CHALLENGE - Across the listing below, count the lines that mention the string "Commerciale". Reply with the figure only.

Start of ITEMS

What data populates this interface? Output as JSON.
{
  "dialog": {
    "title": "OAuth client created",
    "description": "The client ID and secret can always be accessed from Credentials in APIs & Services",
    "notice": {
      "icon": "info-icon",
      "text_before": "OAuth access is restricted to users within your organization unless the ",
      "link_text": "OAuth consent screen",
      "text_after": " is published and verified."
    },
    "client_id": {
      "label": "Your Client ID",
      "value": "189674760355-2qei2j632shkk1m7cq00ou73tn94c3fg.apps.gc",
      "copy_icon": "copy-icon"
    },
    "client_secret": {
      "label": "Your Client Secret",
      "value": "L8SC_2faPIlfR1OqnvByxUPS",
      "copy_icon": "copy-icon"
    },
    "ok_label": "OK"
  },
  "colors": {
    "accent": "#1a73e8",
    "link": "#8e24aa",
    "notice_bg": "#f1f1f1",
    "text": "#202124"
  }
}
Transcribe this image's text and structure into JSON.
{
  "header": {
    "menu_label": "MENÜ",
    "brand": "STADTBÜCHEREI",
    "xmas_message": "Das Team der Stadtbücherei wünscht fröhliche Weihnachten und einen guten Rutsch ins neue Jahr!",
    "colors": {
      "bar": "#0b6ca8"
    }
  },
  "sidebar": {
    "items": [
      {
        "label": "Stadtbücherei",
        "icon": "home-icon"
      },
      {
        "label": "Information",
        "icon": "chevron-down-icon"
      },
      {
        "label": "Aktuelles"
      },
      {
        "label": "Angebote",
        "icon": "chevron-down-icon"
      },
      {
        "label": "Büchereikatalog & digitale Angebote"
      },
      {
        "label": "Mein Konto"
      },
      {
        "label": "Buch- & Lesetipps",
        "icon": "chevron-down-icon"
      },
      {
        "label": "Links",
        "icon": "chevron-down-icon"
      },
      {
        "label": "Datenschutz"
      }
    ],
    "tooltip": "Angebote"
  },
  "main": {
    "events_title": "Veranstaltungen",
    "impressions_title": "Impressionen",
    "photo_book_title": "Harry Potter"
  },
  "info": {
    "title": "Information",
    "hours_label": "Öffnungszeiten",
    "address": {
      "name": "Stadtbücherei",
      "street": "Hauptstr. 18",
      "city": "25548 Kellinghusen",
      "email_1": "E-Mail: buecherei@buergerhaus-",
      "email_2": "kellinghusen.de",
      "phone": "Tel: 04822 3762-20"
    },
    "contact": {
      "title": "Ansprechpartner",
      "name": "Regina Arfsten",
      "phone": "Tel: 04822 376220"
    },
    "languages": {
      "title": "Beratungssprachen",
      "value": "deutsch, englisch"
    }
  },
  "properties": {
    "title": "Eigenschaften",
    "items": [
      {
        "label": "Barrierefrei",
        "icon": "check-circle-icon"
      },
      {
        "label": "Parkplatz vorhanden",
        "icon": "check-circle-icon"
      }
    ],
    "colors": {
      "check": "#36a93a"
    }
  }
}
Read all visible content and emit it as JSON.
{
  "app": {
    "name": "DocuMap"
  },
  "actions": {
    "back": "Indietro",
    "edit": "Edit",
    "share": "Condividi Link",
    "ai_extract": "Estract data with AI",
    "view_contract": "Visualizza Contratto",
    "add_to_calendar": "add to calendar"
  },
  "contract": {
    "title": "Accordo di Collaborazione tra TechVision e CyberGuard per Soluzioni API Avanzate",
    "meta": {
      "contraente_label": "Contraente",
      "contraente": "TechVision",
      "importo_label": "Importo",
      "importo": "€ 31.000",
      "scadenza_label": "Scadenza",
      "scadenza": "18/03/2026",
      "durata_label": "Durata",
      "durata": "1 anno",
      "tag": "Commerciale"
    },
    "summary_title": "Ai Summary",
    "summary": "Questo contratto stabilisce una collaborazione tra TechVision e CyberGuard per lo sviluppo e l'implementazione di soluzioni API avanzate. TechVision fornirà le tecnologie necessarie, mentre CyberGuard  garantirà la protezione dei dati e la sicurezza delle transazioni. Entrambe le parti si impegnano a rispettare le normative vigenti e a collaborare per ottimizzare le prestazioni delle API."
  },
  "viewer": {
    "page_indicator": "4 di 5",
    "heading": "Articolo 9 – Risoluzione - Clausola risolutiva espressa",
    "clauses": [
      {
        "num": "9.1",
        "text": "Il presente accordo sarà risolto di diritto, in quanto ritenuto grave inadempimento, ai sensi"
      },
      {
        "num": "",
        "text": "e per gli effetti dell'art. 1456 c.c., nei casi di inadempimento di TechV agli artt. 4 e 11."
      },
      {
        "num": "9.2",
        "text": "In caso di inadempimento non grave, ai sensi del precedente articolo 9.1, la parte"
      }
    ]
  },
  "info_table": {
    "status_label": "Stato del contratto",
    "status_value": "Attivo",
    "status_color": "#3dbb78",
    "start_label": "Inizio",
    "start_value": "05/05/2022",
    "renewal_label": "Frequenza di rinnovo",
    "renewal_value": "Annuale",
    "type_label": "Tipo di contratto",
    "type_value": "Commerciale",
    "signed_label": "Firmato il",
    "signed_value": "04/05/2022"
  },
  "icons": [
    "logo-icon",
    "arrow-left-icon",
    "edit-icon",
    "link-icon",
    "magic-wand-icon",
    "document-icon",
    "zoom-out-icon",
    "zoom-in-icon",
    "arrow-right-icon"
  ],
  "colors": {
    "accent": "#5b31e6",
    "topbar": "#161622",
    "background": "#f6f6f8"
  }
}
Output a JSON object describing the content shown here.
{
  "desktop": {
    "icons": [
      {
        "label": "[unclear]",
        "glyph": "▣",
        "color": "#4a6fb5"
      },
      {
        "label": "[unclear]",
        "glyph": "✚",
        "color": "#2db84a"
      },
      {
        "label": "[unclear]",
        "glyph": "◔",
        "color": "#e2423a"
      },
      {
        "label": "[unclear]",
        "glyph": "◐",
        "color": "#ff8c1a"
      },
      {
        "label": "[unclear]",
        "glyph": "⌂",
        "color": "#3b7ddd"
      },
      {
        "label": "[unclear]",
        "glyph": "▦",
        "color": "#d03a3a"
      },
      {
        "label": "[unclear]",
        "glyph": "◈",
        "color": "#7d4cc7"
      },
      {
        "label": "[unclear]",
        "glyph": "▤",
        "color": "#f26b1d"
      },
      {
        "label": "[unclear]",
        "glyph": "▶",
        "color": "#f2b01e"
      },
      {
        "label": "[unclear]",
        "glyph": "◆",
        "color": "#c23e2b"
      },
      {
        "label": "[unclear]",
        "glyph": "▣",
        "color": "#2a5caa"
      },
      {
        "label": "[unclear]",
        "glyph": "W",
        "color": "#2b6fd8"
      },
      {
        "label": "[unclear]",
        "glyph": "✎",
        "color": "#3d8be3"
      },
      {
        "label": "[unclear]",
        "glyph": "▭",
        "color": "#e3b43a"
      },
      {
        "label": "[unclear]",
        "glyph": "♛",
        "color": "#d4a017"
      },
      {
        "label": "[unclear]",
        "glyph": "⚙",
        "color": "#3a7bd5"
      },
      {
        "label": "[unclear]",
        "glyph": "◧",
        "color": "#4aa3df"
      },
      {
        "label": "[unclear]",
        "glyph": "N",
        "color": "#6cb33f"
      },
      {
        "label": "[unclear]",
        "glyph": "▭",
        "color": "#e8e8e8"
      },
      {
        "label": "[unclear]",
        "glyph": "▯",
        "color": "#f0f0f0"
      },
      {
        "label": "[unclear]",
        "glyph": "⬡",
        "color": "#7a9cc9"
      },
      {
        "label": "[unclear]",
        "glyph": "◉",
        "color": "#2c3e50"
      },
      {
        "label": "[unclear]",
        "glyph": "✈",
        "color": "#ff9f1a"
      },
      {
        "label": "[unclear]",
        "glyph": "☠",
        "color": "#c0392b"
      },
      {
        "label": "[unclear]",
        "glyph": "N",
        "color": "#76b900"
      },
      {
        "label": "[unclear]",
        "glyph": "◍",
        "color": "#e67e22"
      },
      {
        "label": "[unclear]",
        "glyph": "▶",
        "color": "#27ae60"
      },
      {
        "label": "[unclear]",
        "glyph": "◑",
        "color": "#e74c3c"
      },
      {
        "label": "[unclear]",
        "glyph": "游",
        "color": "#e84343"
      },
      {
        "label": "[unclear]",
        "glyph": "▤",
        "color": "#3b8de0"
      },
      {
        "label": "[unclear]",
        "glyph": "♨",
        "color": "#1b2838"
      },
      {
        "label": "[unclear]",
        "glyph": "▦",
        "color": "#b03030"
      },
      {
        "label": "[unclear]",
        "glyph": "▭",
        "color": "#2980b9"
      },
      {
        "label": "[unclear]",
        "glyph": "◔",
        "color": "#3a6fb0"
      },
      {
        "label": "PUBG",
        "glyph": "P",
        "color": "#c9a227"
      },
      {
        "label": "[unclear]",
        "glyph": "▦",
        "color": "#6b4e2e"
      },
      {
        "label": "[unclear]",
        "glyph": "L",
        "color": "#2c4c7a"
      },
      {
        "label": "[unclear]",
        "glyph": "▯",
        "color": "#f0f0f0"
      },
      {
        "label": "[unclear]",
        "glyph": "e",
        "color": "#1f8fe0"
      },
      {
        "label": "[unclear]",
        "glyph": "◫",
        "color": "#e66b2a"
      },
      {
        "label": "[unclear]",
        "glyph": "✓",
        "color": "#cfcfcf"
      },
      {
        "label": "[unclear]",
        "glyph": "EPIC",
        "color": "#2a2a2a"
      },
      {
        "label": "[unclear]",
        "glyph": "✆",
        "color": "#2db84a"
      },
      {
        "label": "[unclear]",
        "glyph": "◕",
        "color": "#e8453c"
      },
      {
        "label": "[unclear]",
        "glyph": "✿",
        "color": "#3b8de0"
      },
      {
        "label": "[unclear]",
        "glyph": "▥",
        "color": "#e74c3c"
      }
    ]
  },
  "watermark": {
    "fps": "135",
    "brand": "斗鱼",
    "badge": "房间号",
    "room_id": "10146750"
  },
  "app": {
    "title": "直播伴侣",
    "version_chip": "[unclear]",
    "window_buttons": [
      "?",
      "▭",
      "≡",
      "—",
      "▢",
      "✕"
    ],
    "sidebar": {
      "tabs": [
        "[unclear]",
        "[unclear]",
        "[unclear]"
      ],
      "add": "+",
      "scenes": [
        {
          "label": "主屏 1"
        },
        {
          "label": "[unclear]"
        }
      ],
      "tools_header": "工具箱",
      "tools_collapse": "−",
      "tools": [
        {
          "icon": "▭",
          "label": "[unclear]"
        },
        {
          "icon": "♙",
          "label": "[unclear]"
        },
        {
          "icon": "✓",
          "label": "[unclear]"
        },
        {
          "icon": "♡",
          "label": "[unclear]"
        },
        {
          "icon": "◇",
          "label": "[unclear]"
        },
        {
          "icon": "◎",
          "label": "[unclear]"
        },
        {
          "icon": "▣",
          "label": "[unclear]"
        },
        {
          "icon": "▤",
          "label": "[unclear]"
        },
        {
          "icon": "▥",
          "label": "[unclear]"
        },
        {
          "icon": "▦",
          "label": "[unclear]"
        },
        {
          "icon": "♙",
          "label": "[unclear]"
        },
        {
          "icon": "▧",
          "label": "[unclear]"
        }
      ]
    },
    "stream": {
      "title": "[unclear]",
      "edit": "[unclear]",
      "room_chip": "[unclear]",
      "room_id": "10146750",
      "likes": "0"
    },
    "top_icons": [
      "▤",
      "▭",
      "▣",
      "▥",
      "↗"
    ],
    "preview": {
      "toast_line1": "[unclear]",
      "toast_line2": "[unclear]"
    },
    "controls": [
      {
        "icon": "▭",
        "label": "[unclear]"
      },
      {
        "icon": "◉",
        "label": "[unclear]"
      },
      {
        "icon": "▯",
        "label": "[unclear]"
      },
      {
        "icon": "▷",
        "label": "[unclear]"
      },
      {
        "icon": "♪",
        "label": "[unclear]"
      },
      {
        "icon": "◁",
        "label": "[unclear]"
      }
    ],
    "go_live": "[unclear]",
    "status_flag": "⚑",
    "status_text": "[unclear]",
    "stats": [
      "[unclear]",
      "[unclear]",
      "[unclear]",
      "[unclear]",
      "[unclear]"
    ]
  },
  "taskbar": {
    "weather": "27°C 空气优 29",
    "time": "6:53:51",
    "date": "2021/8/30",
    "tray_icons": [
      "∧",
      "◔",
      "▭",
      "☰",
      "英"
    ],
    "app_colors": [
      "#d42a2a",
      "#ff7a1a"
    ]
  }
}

End of ITEMS

EXPECTED OUTPUT - 2